__Written tasks__.
1 > Do statements (a), (b) and (c) agree with the passage on patching decisions? Answer yes or no for each, quoting the words of the passage that decide it: (a) "not patching" is treated as a control against downtime or harm caused by the patch itself; (b) choosing between patching and not patching is described as a risk-based decision; (c) for the issues fixed by MS17-010, thorough testing before patching is recommended in almost every case.
2 > How would you sum up the passage on patching decisions in two sentences?
3 > Carry on the passage on patching decisions from where it stops.

__Quoted passage__.

━━━━━━

To get back to the point, if you look at it a certain way, “not patching” is itself a certain kind of control or countermeasure.  Specifically, it’s a control to safeguard against potential downtime impact – or potential adverse consequences caused by the patch itself.  This use of “not patching” as a control is (or should be) weighed against the potential impact caused should the vulnerability the patch addresses be exploited.  This weighing of those two controls (patching vs. not patching) is therefore a risk-based decision with those two sets of undesirable consequences weighed against each other and the least impactful plan moving forward. And here’s where I’m going with this: expedited patching – even with minimal (or even no) testing, might have resulted in less impact in aggregate than waiting to thoroughly test before doing so.

In the case of the issues fixed by MS17-010 (i.e.  CVE-2017-0143, CVE-2017-0144, et cetera), I think we can all agree that we knew ahead of time that the impact (when exploited) had the potential to be significant, right?  If you didn’t know that, you have bigger fish to fry than systematically evaluating the relative performance of your patching – or “not patching” – controls.  Like, stop reading this and go spin up a process to start tracking and evaluating this stuff — we’ll wait.  Anyway, assuming you did have a process that flagged this issue ahead of time along with it’s relative seriousness, I would argue that a 9.3 CVSS, remotely-exploitable issue, for which there is exploit code readily available, in one of the most commonly-used protocols on the planet is the time to pull out the expedited process in almost every case.  On the whole, I can almost guarantee you that the shops that had problems in aggregate with WannaCry, had they applied an expedited patching process from the get-go, would likely have encountered an overall reduction in production impact relative to what they experienced by not doing so.

━━━━━━

__Stored records__.
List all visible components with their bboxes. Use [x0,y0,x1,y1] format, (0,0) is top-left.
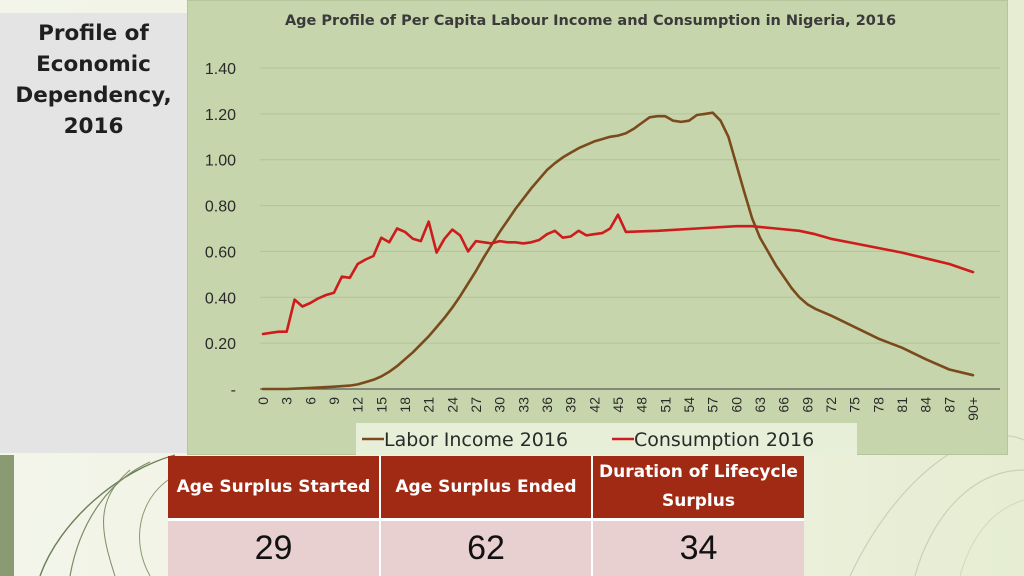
x-tick-label: 3 [279,397,295,405]
chart-legend: Labor Income 2016 Consumption 2016 [356,423,857,455]
x-tick-label: 72 [823,397,839,413]
x-tick-label: 57 [705,397,721,413]
x-tick-label: 54 [681,397,697,413]
gridlines [260,67,1000,390]
x-tick-label: 60 [728,397,744,413]
x-tick-label: 69 [799,397,815,413]
x-axis-ticks: 0 3 6 9 12 15 18 21 24 27 30 33 36 39 42 45 48 51 54 57 60 63… [255,397,981,421]
x-tick-label: 45 [610,397,626,413]
x-tick-label: 78 [870,397,886,413]
value-age-surplus-started: 29 [168,519,381,576]
x-tick-label: 36 [539,397,555,413]
y-axis-ticks: - 0.20 0.40 0.60 0.80 1.00 1.20 1.40 [205,61,236,399]
x-tick-label: 15 [373,397,389,413]
x-tick-label: 39 [563,397,579,413]
slide-title: Profile of Economic Dependency, 2016 [15,21,172,139]
x-tick-label: 6 [302,397,318,405]
y-tick-label: 1.20 [205,107,236,124]
x-tick-label: 48 [634,397,650,413]
surplus-summary-table: Age Surplus Started Age Surplus Ended Du… [168,456,804,576]
x-tick-label: 18 [397,397,413,413]
chart-panel [187,0,1008,455]
y-tick-label: 1.40 [205,61,236,78]
x-tick-label: 9 [326,397,342,405]
x-tick-label: 90+ [965,397,981,421]
slide-title-box [0,13,187,453]
x-tick-label: 84 [918,397,934,413]
series-lines [261,111,975,391]
series-line-consumption-2016 [261,213,975,336]
y-tick-label: 0.80 [205,199,236,216]
x-tick-label: 63 [752,397,768,413]
x-tick-label: 87 [941,397,957,413]
x-tick-label: 81 [894,397,910,413]
y-tick-label: 0.20 [205,336,236,353]
header-age-surplus-started: Age Surplus Started [168,456,381,521]
value-duration-lifecycle-surplus: 34 [592,519,804,576]
x-tick-label: 42 [586,397,602,413]
x-tick-label: 33 [515,397,531,413]
header-duration-lifecycle-surplus: Duration of Lifecycle Surplus [592,456,804,521]
legend-label: Consumption 2016 [634,429,814,451]
y-tick-label: 1.00 [205,153,236,170]
legend-label: Labor Income 2016 [384,429,568,451]
x-tick-label: 30 [492,397,508,413]
x-tick-label: 21 [421,397,437,413]
x-tick-label: 75 [847,397,863,413]
x-tick-label: 66 [776,397,792,413]
value-age-surplus-ended: 62 [380,519,593,576]
x-tick-label: 27 [468,397,484,413]
y-tick-label: 0.40 [205,290,236,307]
series-line-labor-income-2016 [261,111,975,391]
header-age-surplus-ended: Age Surplus Ended [380,456,593,521]
table-row: 29 62 34 [168,519,804,576]
table-header-row: Age Surplus Started Age Surplus Ended Du… [168,456,804,521]
x-tick-label: 51 [657,397,673,413]
x-tick-label: 12 [350,397,366,413]
x-tick-label: 0 [255,397,271,405]
y-tick-label: - [231,382,236,399]
x-tick-label: 24 [444,397,460,413]
chart-title: Age Profile of Per Capita Labour Income … [284,13,897,29]
left-accent-strip [0,455,14,576]
y-tick-label: 0.60 [205,244,236,261]
legend-background [356,423,857,455]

━━━━━━

__Responses by task__.
1 >
(a) Yes: "Specifically, it’s a control to safeguard against potential downtime impact – or potential adverse consequences caused by the patch itself."
(b) Yes: "This weighing of those two controls (patching vs. not patching) is therefore a risk-based decision"
(c) No: "a 9.3 CVSS, remotely-exploitable issue, for which there is exploit code readily available, in one of the most commonly-used protocols on the planet is the time to pull out the expedited process in almost every case."

2 > "Not patching" is itself a control against downtime or harm caused by the patch, and it should be weighed against the impact of the vulnerability being exploited, which makes the choice a risk-based decision. For the issues fixed by MS17-010, a remotely exploitable 9.3 CVSS flaw with exploit code readily available, expedited patching was the right call, and shops hit by WannaCry would likely have seen less production impact had they used it from the start.

3 >
So what does that mean from a practical point of view?  It means, those shops that had issues with WannaCry may need to re-examine their patching process.  This is not going to be the last issue of this type that we’ll encounter. The onus is on us – between now and the next time that it happens – to make sure that our processes are as streamlined as they can be and that we’re appropriately prioritizing in light of the full range of potential impacts of exploitation.